TEXT FOR ANALYSIS:

________

Pattern 5 has been called mixed overload, as there is co-existing biventricular dysfunction (in different degrees depending on disease duration), dilatation and RVH. It is an uncommon pattern (6.9%), which in all cases except one was due to congenital heart diseases, specifically TOFs operated on for severe PS and with residual pulmonary vein insufficiency (PVI). In these cases, RVH had not returned totally, a condition that occurs particularly when corrective surgery is performed at advanced age.20 Dilatation, as in pattern 2, would be the result of postoperative PVI, so common in patients operated on for TOF. LVD would have as its cause the surgical intervention, postoperative alteration of the septum and distortion of LV geometry as a result of RV dilatation.
From the perspective of pattern progression, pattern 5 would be formed mainly by pattern 1 patients with progression in whom RVH had not returned. This pattern is the one with the most increased end-diastolic and end-systolic volumes.
This study has the limitations intrinsic to retrospective descriptive studies and the bias resulting from the cases being from a reference hospital in congenital heart disease surgery. In our hospital, cardiac MRI is a highly accessible technique and of routine use in hemodynamically stable patients. The request for the MRI was at the discretion of the treating physician. Another bias to be noted is that cases with left valvular disease are underrepresented in our sample, since there is the clinical attitude that MIR is of little help in its diagnosis and so is rarely used in clinical decision-making.
This study helps us to understand how the RV remodels and adopts different phenotypic patterns in the different heart diseases that can affect its function. Therefore, we think it is highly useful from the diagnostic and clinical perspective.

________

EXCERPTED RECORDS:
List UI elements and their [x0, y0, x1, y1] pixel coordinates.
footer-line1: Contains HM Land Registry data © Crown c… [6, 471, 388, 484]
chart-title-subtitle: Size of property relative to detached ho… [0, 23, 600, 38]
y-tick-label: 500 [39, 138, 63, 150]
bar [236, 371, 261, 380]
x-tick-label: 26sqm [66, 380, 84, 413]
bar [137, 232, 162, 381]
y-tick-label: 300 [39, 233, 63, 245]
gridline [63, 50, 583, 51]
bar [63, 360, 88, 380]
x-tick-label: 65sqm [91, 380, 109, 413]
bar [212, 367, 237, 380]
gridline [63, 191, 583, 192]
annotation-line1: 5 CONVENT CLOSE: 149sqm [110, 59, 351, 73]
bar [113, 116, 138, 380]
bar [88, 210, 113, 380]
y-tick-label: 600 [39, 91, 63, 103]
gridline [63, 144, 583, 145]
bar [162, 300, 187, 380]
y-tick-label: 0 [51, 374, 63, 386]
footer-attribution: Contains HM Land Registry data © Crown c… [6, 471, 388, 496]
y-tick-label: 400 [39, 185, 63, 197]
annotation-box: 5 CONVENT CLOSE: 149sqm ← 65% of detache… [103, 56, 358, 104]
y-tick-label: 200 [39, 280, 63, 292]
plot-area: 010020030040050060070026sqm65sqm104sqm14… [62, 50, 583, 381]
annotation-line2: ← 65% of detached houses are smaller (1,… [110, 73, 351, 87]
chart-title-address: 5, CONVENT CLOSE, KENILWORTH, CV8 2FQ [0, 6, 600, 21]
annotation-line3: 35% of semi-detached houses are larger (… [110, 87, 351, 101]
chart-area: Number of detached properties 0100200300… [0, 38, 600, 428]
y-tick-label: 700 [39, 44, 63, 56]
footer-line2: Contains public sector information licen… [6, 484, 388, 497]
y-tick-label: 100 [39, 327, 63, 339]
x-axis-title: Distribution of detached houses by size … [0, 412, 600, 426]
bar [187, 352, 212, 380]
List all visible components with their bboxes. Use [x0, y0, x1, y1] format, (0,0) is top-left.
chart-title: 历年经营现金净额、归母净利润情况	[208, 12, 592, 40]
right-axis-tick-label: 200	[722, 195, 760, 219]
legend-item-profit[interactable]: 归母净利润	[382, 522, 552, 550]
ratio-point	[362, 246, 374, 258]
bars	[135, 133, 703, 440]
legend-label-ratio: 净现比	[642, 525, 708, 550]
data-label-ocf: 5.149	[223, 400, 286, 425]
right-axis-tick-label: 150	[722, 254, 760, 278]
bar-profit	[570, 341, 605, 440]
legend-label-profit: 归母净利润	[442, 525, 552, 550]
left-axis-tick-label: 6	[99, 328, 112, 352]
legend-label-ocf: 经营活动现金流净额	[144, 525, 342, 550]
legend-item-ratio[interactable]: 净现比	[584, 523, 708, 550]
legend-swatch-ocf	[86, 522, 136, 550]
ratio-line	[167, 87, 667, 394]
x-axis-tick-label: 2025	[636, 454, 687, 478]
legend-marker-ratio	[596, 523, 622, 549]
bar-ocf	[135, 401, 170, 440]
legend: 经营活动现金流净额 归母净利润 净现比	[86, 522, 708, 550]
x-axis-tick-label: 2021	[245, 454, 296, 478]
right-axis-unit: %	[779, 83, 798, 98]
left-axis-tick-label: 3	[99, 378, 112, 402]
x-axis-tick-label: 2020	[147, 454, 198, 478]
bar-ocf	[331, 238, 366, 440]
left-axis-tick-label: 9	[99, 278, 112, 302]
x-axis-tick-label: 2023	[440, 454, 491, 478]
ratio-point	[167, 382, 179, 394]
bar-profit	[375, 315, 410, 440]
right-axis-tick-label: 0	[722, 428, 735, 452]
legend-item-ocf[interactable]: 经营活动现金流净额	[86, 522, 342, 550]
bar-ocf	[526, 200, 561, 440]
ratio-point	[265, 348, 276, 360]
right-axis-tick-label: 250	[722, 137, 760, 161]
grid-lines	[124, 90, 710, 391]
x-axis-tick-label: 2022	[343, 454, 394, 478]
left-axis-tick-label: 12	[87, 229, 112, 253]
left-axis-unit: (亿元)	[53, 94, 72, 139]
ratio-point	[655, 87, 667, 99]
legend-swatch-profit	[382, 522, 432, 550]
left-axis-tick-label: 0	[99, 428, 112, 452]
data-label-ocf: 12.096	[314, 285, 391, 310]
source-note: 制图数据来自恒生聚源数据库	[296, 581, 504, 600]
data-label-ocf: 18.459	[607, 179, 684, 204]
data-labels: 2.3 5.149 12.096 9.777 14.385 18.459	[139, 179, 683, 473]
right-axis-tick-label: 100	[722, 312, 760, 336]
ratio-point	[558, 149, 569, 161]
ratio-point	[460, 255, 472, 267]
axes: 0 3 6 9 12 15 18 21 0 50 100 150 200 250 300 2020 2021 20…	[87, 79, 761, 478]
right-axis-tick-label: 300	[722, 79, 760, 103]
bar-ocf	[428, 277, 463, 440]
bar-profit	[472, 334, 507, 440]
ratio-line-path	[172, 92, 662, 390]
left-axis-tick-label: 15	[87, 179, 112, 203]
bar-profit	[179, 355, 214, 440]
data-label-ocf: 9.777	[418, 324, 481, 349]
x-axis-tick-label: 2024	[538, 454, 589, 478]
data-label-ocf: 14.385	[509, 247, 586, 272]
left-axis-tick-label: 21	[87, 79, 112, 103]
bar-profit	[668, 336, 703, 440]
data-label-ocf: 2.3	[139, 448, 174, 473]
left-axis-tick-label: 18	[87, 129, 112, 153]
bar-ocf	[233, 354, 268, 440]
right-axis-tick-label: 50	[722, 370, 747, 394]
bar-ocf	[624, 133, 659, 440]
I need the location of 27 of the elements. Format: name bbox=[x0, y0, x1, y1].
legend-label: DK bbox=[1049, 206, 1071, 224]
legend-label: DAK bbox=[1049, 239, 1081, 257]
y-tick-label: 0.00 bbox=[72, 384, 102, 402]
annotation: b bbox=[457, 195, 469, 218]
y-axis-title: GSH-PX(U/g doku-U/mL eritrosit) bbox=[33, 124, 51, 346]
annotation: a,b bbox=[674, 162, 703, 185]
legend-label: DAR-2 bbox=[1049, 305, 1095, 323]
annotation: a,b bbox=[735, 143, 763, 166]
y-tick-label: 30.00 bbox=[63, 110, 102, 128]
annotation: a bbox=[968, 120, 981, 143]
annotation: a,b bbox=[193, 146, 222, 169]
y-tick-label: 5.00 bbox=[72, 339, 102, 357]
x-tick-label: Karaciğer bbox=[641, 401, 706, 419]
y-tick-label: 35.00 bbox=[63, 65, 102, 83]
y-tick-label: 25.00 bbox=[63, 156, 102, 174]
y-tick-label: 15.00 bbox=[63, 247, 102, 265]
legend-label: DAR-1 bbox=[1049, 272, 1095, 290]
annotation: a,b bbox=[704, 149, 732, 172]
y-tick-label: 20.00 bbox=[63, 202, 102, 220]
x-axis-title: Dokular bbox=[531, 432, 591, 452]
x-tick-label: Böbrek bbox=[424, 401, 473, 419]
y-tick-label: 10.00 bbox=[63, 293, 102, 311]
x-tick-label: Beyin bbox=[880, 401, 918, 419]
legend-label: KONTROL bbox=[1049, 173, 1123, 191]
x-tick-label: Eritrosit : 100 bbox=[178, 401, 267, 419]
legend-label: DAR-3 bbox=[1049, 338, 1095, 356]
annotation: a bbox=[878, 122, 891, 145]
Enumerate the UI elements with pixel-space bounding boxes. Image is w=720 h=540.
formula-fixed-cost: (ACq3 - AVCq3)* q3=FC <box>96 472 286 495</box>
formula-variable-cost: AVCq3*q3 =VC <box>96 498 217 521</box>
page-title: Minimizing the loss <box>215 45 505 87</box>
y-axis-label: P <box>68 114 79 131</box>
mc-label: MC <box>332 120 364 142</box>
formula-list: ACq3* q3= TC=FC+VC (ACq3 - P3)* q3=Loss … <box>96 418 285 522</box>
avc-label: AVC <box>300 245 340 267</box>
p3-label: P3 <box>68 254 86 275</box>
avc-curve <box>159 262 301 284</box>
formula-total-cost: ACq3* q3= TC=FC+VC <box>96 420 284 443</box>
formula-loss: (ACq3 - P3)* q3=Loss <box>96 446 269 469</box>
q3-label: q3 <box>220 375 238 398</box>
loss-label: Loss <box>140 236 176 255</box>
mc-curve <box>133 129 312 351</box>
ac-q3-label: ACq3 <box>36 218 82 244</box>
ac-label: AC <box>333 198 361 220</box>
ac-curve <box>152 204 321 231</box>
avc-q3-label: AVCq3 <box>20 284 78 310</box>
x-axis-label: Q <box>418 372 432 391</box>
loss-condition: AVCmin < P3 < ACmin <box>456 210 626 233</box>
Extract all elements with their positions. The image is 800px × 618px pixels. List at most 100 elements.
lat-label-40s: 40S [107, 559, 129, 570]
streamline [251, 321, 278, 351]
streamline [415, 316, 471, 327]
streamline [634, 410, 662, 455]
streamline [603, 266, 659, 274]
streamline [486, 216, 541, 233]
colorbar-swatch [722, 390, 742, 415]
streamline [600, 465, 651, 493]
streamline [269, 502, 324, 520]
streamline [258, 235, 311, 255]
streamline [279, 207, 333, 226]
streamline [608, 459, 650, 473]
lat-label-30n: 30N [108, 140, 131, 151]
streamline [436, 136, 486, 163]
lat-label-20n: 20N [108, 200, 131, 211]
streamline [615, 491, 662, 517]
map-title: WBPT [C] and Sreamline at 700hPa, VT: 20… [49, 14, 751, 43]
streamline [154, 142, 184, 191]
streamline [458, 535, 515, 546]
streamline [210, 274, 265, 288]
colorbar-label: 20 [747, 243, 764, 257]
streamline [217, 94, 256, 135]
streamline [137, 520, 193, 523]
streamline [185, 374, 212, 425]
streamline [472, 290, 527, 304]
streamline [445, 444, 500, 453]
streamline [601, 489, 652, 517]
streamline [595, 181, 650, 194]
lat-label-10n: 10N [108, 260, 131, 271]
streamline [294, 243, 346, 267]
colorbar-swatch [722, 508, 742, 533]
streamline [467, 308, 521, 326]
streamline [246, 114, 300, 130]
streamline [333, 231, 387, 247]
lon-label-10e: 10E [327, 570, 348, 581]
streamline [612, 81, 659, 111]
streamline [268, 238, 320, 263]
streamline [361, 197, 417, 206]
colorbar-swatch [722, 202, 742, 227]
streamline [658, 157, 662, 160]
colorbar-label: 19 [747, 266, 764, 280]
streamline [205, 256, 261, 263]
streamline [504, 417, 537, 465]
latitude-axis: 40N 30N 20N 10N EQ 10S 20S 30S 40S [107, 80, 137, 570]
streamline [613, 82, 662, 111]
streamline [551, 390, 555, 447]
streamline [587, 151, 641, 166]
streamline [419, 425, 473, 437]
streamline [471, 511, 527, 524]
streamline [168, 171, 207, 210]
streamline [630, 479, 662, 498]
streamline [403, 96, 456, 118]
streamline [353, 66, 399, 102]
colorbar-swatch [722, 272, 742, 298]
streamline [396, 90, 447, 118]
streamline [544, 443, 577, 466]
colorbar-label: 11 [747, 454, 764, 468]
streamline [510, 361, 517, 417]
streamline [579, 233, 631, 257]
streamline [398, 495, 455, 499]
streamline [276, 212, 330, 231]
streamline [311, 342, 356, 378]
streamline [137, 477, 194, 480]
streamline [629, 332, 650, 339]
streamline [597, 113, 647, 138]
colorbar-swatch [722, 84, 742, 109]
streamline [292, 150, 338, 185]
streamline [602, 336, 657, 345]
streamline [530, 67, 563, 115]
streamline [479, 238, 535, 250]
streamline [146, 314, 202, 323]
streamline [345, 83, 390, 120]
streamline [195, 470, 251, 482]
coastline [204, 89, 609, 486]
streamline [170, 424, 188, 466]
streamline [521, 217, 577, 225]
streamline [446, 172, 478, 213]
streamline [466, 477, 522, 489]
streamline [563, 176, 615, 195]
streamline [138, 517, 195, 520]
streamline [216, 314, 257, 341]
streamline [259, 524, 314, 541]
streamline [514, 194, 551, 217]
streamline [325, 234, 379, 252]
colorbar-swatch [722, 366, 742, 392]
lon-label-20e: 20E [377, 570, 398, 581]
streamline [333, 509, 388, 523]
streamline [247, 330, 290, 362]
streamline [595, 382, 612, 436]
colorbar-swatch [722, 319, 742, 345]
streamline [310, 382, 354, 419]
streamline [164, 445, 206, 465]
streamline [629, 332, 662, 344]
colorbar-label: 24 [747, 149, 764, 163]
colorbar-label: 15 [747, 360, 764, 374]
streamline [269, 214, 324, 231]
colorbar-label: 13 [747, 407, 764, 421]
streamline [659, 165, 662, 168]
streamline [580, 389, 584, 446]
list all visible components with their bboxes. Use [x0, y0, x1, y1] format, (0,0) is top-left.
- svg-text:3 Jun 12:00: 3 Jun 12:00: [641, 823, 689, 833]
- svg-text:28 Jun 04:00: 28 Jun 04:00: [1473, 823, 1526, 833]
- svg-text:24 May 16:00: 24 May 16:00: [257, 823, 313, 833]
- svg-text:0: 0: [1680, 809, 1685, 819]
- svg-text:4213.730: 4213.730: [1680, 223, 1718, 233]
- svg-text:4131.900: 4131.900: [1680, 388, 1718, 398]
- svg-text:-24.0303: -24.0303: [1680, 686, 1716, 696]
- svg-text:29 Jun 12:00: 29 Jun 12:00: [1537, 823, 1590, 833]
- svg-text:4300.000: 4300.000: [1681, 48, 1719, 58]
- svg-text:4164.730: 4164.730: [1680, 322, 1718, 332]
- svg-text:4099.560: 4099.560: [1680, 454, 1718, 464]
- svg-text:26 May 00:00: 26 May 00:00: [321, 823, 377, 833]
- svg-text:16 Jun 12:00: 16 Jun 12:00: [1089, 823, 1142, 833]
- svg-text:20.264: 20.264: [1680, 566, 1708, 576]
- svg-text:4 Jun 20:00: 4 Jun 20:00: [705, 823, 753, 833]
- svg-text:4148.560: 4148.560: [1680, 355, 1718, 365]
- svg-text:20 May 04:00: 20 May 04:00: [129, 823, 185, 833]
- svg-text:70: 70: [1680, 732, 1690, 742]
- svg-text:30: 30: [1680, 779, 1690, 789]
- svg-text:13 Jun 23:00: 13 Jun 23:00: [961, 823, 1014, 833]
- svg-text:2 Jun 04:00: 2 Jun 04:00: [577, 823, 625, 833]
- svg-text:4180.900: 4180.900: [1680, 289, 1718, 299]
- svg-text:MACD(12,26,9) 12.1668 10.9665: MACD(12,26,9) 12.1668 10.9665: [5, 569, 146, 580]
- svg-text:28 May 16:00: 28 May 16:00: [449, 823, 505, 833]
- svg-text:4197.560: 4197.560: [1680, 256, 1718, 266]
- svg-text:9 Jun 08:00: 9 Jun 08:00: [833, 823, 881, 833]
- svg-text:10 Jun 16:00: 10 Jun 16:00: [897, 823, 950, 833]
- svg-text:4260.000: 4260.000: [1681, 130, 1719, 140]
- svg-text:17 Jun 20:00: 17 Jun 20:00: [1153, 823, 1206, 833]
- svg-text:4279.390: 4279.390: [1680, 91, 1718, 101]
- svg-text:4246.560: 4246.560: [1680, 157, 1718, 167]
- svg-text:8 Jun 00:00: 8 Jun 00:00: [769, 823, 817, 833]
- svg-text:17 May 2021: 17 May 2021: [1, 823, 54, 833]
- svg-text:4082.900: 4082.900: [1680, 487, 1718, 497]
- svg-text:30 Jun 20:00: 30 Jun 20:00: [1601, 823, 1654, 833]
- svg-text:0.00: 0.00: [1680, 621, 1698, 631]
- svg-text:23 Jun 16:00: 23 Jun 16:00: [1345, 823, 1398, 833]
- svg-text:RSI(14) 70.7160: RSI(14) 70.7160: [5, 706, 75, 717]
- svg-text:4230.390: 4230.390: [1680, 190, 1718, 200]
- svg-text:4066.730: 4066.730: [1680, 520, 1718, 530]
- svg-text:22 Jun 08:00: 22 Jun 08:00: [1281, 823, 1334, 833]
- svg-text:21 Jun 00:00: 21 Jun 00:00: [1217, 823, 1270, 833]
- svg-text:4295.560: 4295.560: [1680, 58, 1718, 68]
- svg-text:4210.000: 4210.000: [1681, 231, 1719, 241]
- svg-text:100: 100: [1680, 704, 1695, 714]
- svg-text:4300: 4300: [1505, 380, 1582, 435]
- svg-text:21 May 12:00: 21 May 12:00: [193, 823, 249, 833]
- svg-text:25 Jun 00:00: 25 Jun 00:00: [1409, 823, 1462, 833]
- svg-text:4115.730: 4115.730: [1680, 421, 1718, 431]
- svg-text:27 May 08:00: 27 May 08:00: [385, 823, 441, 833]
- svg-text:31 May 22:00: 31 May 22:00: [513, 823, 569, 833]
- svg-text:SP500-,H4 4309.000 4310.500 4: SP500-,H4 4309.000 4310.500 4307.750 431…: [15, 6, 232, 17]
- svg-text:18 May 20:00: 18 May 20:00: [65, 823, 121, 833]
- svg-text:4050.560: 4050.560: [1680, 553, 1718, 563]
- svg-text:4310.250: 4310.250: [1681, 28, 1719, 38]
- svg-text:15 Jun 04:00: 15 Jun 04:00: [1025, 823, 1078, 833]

________

TASK LIST:
- A) Reproduce everything from "This study has" down to "and clinical perspective." in the passage on right ventricular remodeling, switching "treating physician" to "attending physician".
- B) Answer these from the passage on right ventricular remodeling:
(i) What name has pattern 5 been given?
(ii) What percentage of cases does pattern 5 account for?
(iii) Which cases are underrepresented in the study's sample?
The material has no connection to the passage on right ventricular remodeling.

SOLVED PROBLEMS:
- A)
This study has the limitations intrinsic to retrospective descriptive studies and the bias resulting from the cases being from a reference hospital in congenital heart disease surgery. In our hospital, cardiac MRI is a highly accessible technique and of routine use in hemodynamically stable patients. The request for the MRI was at the discretion of the attending physician. Another bias to be noted is that cases with left valvular disease are underrepresented in our sample, since there is the clinical attitude that MIR is of little help in its diagnosis and so is rarely used in clinical decision-making.
This study helps us to understand how the RV remodels and adopts different phenotypic patterns in the different heart diseases that can affect its function. Therefore, we think it is highly useful from the diagnostic and clinical perspective.

- B)
(i) Mixed overload.
(ii) 6.9%.
(iii) Cases with left valvular disease.